[Start]

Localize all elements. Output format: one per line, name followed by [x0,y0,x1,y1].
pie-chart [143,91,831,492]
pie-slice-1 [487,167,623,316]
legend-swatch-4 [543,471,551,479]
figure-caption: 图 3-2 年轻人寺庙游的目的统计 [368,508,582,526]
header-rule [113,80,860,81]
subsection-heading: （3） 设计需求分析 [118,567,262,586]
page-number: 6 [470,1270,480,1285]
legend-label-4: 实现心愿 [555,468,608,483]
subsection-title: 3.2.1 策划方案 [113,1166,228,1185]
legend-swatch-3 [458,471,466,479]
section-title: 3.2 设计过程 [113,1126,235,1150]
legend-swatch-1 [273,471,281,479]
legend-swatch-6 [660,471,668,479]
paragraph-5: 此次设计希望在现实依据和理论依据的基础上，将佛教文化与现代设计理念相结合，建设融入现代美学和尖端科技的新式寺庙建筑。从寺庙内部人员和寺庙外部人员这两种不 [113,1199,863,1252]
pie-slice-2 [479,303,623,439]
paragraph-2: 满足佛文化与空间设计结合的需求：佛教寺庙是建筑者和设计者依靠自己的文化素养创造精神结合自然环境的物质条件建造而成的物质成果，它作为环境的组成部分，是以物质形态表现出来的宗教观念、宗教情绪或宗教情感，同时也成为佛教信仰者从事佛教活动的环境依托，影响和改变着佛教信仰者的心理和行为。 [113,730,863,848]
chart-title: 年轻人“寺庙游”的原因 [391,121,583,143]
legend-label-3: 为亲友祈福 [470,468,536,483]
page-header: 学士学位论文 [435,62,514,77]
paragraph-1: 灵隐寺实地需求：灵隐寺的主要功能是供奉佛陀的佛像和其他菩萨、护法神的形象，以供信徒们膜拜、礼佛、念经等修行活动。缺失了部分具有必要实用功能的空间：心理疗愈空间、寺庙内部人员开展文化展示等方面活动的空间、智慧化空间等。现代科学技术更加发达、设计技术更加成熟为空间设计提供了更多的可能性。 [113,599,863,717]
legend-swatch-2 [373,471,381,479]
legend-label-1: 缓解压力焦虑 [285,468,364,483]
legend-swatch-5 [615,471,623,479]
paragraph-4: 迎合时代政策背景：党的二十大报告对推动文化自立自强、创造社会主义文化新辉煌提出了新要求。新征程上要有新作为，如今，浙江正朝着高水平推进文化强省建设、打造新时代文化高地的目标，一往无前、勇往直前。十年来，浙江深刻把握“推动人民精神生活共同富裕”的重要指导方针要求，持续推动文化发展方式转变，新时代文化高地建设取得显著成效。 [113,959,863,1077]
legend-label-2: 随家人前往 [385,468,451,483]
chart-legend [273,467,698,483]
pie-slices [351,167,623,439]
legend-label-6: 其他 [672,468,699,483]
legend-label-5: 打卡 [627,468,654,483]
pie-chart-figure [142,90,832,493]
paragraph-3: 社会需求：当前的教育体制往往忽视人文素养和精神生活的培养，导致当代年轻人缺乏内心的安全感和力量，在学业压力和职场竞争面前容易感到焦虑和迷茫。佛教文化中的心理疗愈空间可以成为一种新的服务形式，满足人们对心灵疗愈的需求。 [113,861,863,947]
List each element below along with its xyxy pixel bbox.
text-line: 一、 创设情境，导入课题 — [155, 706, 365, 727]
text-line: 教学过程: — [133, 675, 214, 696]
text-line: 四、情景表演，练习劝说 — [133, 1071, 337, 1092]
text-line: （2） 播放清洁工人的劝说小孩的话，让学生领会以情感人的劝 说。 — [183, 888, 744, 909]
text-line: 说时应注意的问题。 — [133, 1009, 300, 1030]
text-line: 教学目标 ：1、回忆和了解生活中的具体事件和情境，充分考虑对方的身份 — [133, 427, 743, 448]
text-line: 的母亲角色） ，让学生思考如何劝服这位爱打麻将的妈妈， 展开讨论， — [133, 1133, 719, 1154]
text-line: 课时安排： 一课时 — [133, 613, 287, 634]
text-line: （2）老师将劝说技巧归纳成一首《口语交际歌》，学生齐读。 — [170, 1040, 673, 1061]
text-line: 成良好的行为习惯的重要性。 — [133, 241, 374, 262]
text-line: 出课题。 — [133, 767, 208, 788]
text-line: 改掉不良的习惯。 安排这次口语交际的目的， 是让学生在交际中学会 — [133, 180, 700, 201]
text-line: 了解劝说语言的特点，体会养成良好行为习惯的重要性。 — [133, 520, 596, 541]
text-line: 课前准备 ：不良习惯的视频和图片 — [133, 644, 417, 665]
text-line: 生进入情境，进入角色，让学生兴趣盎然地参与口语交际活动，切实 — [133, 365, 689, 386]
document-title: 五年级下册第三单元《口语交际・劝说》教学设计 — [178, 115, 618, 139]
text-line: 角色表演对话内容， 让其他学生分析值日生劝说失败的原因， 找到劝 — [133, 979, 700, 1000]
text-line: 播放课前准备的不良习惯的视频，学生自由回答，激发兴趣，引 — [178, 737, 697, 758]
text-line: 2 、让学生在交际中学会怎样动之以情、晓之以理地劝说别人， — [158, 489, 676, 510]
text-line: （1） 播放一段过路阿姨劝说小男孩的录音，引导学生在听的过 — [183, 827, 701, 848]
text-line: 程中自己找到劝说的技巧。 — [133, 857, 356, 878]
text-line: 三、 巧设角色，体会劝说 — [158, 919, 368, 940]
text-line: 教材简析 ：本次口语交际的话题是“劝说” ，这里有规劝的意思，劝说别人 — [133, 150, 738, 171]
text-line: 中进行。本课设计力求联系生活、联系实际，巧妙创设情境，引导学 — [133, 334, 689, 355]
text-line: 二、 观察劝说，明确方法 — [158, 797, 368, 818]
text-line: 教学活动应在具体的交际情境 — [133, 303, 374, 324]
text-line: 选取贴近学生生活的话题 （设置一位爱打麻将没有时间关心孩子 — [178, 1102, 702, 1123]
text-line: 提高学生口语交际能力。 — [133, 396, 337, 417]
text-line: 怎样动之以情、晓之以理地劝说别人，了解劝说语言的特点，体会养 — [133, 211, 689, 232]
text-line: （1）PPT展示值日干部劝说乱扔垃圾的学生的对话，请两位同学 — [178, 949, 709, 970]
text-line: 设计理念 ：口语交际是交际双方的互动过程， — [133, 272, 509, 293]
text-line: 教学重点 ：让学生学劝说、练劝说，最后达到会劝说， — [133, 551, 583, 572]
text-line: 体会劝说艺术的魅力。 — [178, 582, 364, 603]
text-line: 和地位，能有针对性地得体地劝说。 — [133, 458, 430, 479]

[End]

Copy out every line above, unchanged and in the same order.

Localize all elements. Output format: one per line, name followed by [x0,y0,x1,y1].
pie-chart [143,91,831,492]
pie-slice-1 [487,167,623,316]
legend-swatch-4 [543,471,551,479]
figure-caption: 图 3-2 年轻人寺庙游的目的统计 [368,508,582,526]
header-rule [113,80,860,81]
subsection-heading: （3） 设计需求分析 [118,567,262,586]
page-number: 6 [470,1270,480,1285]
legend-label-4: 实现心愿 [555,468,608,483]
subsection-title: 3.2.1 策划方案 [113,1166,228,1185]
legend-swatch-3 [458,471,466,479]
section-title: 3.2 设计过程 [113,1126,235,1150]
legend-swatch-1 [273,471,281,479]
legend-swatch-6 [660,471,668,479]
paragraph-5: 此次设计希望在现实依据和理论依据的基础上，将佛教文化与现代设计理念相结合，建设融入现代美学和尖端科技的新式寺庙建筑。从寺庙内部人员和寺庙外部人员这两种不 [113,1199,863,1252]
pie-slice-2 [479,303,623,439]
paragraph-2: 满足佛文化与空间设计结合的需求：佛教寺庙是建筑者和设计者依靠自己的文化素养创造精神结合自然环境的物质条件建造而成的物质成果，它作为环境的组成部分，是以物质形态表现出来的宗教观念、宗教情绪或宗教情感，同时也成为佛教信仰者从事佛教活动的环境依托，影响和改变着佛教信仰者的心理和行为。 [113,730,863,848]
chart-title: 年轻人“寺庙游”的原因 [391,121,583,143]
legend-label-3: 为亲友祈福 [470,468,536,483]
page-header: 学士学位论文 [435,62,514,77]
paragraph-1: 灵隐寺实地需求：灵隐寺的主要功能是供奉佛陀的佛像和其他菩萨、护法神的形象，以供信徒们膜拜、礼佛、念经等修行活动。缺失了部分具有必要实用功能的空间：心理疗愈空间、寺庙内部人员开展文化展示等方面活动的空间、智慧化空间等。现代科学技术更加发达、设计技术更加成熟为空间设计提供了更多的可能性。 [113,599,863,717]
legend-swatch-2 [373,471,381,479]
legend-label-1: 缓解压力焦虑 [285,468,364,483]
legend-swatch-5 [615,471,623,479]
paragraph-4: 迎合时代政策背景：党的二十大报告对推动文化自立自强、创造社会主义文化新辉煌提出了新要求。新征程上要有新作为，如今，浙江正朝着高水平推进文化强省建设、打造新时代文化高地的目标，一往无前、勇往直前。十年来，浙江深刻把握“推动人民精神生活共同富裕”的重要指导方针要求，持续推动文化发展方式转变，新时代文化高地建设取得显著成效。 [113,959,863,1077]
legend-label-2: 随家人前往 [385,468,451,483]
chart-legend [273,467,698,483]
pie-slices [351,167,623,439]
legend-label-6: 其他 [672,468,699,483]
legend-label-5: 打卡 [627,468,654,483]
pie-chart-figure [142,90,832,493]
paragraph-3: 社会需求：当前的教育体制往往忽视人文素养和精神生活的培养，导致当代年轻人缺乏内心的安全感和力量，在学业压力和职场竞争面前容易感到焦虑和迷茫。佛教文化中的心理疗愈空间可以成为一种新的服务形式，满足人们对心灵疗愈的需求。 [113,861,863,947]
List each element below along with its xyxy pixel bbox.
text-line: 一、 创设情境，导入课题 — [155, 706, 365, 727]
text-line: 教学过程: — [133, 675, 214, 696]
text-line: 四、情景表演，练习劝说 — [133, 1071, 337, 1092]
text-line: （2） 播放清洁工人的劝说小孩的话，让学生领会以情感人的劝 说。 — [183, 888, 744, 909]
text-line: 说时应注意的问题。 — [133, 1009, 300, 1030]
text-line: 教学目标 ：1、回忆和了解生活中的具体事件和情境，充分考虑对方的身份 — [133, 427, 743, 448]
text-line: 的母亲角色） ，让学生思考如何劝服这位爱打麻将的妈妈， 展开讨论， — [133, 1133, 719, 1154]
text-line: 课时安排： 一课时 — [133, 613, 287, 634]
text-line: （2）老师将劝说技巧归纳成一首《口语交际歌》，学生齐读。 — [170, 1040, 673, 1061]
text-line: 成良好的行为习惯的重要性。 — [133, 241, 374, 262]
text-line: 出课题。 — [133, 767, 208, 788]
text-line: 改掉不良的习惯。 安排这次口语交际的目的， 是让学生在交际中学会 — [133, 180, 700, 201]
text-line: 了解劝说语言的特点，体会养成良好行为习惯的重要性。 — [133, 520, 596, 541]
text-line: 课前准备 ：不良习惯的视频和图片 — [133, 644, 417, 665]
text-line: 生进入情境，进入角色，让学生兴趣盎然地参与口语交际活动，切实 — [133, 365, 689, 386]
document-title: 五年级下册第三单元《口语交际・劝说》教学设计 — [178, 115, 618, 139]
text-line: 角色表演对话内容， 让其他学生分析值日生劝说失败的原因， 找到劝 — [133, 979, 700, 1000]
text-line: 播放课前准备的不良习惯的视频，学生自由回答，激发兴趣，引 — [178, 737, 697, 758]
text-line: 2 、让学生在交际中学会怎样动之以情、晓之以理地劝说别人， — [158, 489, 676, 510]
text-line: （1） 播放一段过路阿姨劝说小男孩的录音，引导学生在听的过 — [183, 827, 701, 848]
text-line: 程中自己找到劝说的技巧。 — [133, 857, 356, 878]
text-line: 三、 巧设角色，体会劝说 — [158, 919, 368, 940]
text-line: 教材简析 ：本次口语交际的话题是“劝说” ，这里有规劝的意思，劝说别人 — [133, 150, 738, 171]
text-line: 中进行。本课设计力求联系生活、联系实际，巧妙创设情境，引导学 — [133, 334, 689, 355]
text-line: 二、 观察劝说，明确方法 — [158, 797, 368, 818]
text-line: 教学活动应在具体的交际情境 — [133, 303, 374, 324]
text-line: 选取贴近学生生活的话题 （设置一位爱打麻将没有时间关心孩子 — [178, 1102, 702, 1123]
text-line: 提高学生口语交际能力。 — [133, 396, 337, 417]
text-line: 怎样动之以情、晓之以理地劝说别人，了解劝说语言的特点，体会养 — [133, 211, 689, 232]
text-line: （1）PPT展示值日干部劝说乱扔垃圾的学生的对话，请两位同学 — [178, 949, 709, 970]
text-line: 设计理念 ：口语交际是交际双方的互动过程， — [133, 272, 509, 293]
text-line: 教学重点 ：让学生学劝说、练劝说，最后达到会劝说， — [133, 551, 583, 572]
text-line: 体会劝说艺术的魅力。 — [178, 582, 364, 603]
text-line: 和地位，能有针对性地得体地劝说。 — [133, 458, 430, 479]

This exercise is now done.